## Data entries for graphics
[BEGIN]

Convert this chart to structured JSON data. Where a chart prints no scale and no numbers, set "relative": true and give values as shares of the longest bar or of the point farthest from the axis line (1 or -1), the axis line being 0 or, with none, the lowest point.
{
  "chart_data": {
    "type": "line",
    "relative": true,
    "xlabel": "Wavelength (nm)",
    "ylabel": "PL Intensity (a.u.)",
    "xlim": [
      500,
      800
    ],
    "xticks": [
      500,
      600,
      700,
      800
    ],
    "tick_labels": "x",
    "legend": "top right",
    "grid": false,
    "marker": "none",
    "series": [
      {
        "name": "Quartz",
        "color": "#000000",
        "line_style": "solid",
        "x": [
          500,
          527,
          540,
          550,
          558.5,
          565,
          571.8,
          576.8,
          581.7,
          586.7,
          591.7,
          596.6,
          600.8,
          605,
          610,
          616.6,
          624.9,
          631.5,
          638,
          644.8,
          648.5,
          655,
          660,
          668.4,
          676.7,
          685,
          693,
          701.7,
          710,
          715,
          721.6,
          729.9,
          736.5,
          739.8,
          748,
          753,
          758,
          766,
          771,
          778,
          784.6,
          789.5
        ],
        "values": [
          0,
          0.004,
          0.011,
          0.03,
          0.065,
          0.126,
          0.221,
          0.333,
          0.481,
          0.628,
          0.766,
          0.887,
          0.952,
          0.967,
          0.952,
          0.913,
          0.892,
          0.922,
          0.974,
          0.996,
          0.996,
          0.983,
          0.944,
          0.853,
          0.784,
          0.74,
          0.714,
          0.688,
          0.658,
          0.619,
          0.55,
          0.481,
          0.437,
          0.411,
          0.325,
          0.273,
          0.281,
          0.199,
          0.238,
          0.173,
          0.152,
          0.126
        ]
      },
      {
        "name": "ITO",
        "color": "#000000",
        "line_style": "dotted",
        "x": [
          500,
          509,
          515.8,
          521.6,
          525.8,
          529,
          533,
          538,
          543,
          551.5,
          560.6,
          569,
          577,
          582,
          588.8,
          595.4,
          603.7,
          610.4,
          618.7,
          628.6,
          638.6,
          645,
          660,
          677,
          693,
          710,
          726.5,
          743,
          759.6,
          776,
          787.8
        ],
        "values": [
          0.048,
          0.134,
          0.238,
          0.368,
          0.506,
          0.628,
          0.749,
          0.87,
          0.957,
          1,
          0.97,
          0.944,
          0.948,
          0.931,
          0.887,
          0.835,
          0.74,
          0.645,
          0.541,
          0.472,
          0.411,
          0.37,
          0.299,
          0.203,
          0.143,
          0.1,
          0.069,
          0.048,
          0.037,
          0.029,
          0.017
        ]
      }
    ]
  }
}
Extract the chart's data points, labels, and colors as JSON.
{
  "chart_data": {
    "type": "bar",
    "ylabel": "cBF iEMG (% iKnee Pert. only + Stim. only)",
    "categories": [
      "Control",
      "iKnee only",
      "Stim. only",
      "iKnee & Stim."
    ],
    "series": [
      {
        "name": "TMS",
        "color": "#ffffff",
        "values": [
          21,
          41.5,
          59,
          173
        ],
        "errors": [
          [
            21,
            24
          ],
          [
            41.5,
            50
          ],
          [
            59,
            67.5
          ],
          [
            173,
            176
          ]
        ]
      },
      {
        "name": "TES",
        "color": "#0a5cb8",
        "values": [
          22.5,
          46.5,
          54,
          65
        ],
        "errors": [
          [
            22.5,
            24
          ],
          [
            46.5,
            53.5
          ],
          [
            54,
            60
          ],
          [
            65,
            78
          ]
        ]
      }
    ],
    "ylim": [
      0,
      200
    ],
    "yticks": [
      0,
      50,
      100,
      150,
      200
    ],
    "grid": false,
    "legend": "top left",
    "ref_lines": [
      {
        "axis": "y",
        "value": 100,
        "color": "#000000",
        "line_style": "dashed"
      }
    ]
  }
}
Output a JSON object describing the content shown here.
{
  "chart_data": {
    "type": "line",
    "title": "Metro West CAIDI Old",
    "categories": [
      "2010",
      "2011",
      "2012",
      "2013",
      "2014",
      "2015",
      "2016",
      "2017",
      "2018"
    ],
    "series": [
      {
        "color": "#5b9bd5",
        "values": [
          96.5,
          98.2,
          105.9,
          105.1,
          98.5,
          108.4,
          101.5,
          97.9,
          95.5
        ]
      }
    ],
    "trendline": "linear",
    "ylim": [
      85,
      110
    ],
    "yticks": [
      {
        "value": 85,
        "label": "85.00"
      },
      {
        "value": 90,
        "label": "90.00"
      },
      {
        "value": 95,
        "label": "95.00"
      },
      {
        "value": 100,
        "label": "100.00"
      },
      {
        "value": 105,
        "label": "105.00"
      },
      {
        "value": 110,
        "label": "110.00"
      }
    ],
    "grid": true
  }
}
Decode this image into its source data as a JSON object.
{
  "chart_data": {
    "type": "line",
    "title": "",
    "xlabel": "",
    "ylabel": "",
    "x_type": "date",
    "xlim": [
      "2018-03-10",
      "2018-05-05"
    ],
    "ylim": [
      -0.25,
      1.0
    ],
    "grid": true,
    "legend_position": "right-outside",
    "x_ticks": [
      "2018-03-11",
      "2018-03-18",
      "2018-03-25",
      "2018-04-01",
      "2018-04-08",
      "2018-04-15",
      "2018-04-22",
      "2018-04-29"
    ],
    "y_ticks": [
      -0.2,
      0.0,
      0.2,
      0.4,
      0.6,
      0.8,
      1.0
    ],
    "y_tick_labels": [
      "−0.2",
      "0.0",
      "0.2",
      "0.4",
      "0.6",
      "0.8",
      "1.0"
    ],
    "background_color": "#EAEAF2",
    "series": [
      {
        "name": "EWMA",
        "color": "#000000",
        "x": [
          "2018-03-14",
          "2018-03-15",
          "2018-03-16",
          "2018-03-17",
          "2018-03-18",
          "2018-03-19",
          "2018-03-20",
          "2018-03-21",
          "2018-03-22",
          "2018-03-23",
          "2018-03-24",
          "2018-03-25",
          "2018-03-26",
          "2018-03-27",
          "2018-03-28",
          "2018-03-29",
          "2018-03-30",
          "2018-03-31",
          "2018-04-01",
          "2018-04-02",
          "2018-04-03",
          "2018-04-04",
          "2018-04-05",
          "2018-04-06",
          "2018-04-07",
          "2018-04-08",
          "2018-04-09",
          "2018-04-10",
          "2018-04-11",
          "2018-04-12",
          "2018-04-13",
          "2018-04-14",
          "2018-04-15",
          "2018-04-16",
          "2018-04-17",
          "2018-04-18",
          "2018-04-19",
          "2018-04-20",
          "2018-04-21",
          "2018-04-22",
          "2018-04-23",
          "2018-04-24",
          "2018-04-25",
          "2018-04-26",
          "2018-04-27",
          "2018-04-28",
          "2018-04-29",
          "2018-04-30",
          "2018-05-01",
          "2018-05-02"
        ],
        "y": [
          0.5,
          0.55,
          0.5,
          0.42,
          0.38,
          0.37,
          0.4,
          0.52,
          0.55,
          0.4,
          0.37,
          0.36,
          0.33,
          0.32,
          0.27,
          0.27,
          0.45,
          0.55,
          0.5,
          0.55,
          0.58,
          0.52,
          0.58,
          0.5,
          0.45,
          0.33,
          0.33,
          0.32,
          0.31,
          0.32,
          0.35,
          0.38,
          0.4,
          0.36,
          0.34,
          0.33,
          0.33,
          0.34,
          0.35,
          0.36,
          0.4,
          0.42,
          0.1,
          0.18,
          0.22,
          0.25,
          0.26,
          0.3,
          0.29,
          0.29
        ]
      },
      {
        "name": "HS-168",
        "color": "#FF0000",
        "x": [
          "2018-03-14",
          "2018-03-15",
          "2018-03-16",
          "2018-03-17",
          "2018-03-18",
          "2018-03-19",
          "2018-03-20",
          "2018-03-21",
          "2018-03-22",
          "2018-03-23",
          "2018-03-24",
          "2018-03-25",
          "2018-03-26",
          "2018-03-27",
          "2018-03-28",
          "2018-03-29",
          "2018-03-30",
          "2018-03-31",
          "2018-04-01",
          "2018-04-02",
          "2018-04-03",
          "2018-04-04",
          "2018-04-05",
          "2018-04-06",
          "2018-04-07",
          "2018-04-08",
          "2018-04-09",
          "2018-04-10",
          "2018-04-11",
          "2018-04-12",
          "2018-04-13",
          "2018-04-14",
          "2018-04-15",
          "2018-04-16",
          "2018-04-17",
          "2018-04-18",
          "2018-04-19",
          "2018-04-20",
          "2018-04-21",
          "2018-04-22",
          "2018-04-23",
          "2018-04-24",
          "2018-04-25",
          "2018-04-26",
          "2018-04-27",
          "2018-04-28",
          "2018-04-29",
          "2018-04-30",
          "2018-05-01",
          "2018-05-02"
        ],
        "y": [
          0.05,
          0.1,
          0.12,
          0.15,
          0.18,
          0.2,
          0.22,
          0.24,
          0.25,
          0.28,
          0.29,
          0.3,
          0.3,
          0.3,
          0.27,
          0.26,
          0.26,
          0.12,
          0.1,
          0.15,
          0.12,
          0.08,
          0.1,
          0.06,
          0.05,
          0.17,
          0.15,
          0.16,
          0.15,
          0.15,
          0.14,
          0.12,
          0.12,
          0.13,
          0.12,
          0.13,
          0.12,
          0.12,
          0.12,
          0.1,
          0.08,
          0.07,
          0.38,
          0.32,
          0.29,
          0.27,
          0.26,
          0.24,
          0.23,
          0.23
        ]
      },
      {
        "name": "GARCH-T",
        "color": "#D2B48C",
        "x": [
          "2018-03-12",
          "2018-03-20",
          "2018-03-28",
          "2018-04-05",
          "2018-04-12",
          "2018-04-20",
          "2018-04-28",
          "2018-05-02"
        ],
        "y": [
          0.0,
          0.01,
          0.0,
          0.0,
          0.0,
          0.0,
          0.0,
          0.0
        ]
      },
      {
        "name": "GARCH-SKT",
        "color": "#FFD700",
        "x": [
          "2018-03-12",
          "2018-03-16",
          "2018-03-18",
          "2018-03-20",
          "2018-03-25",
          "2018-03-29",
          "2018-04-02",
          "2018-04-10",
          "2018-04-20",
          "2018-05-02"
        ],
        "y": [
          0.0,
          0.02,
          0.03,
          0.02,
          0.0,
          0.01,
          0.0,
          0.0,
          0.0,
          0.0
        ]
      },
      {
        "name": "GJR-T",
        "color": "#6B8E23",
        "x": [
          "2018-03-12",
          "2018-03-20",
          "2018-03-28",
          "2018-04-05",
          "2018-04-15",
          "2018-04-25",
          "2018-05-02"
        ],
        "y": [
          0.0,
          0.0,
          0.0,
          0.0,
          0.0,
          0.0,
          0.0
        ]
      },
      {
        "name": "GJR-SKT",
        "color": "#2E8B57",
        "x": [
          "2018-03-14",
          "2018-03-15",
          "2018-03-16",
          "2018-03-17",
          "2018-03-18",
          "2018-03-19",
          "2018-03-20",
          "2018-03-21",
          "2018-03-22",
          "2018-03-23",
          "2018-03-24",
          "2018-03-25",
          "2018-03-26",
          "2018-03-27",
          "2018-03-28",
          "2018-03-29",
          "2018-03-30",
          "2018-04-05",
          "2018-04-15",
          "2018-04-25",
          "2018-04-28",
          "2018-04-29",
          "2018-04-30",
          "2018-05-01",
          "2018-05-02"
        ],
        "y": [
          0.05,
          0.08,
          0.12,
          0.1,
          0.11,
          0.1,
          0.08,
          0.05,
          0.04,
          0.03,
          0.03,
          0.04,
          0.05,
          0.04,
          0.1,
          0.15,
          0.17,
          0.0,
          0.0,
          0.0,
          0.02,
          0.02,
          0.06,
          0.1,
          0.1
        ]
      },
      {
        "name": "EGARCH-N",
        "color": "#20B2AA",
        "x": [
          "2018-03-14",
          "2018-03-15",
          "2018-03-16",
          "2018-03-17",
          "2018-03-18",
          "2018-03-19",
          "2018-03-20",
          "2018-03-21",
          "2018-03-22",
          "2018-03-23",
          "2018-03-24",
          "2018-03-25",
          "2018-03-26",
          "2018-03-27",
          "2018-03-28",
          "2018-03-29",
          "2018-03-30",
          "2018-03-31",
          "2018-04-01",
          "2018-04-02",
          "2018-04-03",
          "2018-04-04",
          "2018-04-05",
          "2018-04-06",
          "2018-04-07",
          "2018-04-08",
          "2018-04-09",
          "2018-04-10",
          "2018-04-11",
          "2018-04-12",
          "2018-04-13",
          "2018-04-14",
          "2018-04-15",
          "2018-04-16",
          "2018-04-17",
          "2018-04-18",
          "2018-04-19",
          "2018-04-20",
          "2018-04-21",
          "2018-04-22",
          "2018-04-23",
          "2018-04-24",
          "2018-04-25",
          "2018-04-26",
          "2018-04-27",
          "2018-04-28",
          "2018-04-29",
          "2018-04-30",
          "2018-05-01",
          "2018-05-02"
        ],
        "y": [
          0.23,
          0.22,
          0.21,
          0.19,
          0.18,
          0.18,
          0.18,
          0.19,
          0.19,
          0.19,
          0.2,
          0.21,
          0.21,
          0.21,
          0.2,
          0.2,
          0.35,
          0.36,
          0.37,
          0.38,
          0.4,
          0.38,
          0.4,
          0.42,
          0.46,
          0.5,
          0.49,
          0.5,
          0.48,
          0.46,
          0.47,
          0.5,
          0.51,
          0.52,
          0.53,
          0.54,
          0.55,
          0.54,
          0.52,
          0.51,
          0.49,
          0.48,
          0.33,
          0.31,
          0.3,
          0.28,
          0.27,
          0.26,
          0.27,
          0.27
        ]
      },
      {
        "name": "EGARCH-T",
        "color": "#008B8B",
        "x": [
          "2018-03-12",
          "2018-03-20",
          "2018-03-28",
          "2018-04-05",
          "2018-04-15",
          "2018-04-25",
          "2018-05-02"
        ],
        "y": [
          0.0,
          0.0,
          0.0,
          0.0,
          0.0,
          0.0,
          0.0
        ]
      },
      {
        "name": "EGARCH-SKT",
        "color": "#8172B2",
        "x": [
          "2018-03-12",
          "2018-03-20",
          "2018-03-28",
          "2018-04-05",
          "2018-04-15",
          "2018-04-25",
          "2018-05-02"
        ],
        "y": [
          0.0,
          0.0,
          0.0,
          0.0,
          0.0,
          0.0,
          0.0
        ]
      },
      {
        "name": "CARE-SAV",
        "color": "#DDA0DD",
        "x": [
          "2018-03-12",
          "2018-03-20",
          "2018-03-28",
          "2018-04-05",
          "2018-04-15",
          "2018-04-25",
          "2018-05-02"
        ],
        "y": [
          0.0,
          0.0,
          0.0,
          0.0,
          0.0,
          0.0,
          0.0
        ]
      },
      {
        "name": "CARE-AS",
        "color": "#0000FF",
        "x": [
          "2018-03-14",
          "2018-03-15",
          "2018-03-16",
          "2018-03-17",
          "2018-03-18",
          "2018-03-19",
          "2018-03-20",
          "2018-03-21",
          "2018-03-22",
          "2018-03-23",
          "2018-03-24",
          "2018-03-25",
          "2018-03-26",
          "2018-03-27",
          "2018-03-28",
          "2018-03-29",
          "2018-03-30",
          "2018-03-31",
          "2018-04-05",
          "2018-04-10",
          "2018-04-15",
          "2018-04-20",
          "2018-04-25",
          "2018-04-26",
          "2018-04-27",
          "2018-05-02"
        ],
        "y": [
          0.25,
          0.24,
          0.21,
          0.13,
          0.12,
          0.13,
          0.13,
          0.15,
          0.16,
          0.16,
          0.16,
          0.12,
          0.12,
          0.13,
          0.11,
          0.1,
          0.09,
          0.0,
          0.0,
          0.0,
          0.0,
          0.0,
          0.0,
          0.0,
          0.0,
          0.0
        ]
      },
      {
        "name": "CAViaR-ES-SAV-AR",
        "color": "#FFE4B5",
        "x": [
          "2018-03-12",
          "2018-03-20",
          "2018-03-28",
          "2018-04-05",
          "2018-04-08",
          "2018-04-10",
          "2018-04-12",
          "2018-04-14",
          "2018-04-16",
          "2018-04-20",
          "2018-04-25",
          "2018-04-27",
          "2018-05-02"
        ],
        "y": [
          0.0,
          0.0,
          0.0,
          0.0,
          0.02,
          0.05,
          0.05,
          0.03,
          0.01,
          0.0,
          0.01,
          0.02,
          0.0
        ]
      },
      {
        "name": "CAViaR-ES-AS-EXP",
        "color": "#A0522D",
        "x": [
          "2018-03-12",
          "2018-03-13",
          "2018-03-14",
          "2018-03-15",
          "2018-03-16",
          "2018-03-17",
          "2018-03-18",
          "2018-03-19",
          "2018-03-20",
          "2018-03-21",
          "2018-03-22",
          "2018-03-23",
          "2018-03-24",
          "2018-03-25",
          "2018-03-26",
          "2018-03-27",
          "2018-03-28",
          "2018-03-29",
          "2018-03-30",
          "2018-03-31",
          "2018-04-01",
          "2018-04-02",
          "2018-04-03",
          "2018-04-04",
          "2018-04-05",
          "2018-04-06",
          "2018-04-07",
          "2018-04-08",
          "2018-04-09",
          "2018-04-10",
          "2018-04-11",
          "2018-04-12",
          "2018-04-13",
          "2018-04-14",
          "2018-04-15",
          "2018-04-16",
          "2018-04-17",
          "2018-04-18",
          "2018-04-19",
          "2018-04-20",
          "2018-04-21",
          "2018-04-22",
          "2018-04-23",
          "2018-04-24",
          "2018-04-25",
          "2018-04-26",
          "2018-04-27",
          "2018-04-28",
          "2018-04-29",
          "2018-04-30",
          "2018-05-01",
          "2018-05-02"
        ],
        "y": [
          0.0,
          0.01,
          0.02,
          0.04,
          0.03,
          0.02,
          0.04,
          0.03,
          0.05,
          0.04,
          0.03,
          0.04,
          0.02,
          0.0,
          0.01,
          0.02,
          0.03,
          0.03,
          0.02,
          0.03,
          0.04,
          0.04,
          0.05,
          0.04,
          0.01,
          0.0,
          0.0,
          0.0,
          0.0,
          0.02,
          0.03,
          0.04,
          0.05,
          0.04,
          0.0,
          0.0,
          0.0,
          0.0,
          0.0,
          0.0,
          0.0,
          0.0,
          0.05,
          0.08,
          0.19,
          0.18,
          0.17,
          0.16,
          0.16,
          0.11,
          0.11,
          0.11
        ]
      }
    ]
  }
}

[END]

## Problem
In the data above, tally the lines holding "relative" and answer with the figure only.

## Full answer
2